- _AIM_
Look through the material and copy each line holding "goal".
GIVEN RECORDS start
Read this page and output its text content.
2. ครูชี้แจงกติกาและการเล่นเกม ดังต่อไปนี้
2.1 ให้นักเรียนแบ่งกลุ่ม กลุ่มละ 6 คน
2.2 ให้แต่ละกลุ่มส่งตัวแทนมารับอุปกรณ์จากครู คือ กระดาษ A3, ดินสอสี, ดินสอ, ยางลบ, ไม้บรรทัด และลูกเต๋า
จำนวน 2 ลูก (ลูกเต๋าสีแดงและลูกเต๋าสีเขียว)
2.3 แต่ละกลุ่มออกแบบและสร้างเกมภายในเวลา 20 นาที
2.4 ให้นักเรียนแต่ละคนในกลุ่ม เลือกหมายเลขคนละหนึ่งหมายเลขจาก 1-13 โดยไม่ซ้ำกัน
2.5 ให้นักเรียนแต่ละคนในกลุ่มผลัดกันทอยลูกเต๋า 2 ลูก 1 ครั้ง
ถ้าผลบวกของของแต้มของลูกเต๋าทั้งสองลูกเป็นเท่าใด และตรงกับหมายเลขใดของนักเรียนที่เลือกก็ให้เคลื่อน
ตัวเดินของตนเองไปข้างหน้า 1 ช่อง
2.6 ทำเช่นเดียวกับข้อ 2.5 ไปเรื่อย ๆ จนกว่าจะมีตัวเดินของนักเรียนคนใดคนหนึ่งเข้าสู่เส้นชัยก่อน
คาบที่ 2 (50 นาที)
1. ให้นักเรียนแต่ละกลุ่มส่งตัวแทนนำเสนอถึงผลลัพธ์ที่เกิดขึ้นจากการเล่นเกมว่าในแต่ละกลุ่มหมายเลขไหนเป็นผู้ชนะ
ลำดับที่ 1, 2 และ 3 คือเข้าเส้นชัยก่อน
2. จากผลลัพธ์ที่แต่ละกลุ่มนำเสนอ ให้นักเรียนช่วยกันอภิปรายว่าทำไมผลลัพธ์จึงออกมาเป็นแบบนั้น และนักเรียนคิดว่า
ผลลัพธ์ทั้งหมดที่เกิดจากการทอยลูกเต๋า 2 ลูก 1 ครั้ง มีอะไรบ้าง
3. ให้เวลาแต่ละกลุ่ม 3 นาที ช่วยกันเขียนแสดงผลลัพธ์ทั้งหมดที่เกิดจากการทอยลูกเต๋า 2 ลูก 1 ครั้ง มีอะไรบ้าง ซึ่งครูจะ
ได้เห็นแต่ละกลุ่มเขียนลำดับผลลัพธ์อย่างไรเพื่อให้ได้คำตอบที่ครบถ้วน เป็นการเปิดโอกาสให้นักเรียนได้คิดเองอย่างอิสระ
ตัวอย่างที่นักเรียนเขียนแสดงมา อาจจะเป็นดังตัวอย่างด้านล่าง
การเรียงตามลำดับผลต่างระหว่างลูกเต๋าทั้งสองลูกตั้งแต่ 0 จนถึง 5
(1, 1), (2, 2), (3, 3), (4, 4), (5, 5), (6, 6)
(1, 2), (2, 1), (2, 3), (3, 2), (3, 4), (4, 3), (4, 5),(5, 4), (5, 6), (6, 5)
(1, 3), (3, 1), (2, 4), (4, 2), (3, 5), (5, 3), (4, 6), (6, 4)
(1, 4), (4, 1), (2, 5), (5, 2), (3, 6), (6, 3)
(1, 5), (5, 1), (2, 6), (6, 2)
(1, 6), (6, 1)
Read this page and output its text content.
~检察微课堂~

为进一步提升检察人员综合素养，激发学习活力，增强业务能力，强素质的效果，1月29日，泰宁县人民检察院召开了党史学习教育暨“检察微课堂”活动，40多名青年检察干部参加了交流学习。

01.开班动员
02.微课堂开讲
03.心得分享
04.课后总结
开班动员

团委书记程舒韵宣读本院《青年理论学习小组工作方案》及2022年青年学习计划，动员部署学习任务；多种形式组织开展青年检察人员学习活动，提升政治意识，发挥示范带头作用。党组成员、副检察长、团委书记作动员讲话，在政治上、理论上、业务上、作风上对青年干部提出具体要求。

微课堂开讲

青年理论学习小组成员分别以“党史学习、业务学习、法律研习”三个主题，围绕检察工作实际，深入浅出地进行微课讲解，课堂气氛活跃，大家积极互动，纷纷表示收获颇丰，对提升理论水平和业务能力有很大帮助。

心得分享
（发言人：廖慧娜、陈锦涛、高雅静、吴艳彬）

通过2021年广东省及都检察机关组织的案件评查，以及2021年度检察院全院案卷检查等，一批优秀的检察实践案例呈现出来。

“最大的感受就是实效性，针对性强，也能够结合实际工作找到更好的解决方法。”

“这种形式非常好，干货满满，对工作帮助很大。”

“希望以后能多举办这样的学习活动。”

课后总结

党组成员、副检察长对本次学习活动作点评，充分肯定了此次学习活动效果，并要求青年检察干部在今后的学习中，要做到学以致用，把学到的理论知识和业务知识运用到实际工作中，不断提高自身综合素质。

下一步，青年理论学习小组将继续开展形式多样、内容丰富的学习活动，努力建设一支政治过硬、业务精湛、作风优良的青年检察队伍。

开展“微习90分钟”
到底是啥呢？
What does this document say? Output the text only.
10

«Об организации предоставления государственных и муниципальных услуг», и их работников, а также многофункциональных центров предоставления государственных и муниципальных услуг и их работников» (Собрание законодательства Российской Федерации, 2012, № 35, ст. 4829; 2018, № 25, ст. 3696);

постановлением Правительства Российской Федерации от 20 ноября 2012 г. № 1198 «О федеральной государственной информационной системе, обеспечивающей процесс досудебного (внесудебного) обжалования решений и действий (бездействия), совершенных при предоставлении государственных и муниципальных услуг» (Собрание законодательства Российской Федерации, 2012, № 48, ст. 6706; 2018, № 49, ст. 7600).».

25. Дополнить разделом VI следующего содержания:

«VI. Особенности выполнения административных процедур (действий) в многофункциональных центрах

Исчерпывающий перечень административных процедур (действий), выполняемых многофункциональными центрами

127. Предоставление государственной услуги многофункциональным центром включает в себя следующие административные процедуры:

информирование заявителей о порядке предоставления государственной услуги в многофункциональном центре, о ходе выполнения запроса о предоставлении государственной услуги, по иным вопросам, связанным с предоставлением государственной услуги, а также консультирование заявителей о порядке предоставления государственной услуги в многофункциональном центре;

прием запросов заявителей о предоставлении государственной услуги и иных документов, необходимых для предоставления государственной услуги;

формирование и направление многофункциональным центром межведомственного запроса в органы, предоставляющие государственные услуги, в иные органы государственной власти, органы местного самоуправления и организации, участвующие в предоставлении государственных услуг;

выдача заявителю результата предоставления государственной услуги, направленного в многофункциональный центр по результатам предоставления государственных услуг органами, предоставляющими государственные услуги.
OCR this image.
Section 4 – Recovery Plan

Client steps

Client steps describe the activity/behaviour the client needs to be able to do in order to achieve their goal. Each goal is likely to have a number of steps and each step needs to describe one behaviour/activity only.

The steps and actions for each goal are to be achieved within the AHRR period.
GIVEN RECORDS end
- _WRITTEN SOLUTION_
Client steps describe the activity/behaviour the client needs to be able to do in order to achieve their goal. Each goal is likely to have a number of steps and each step needs to describe one behaviour/activity only.
The steps and actions for each goal are to be achieved within the AHRR period.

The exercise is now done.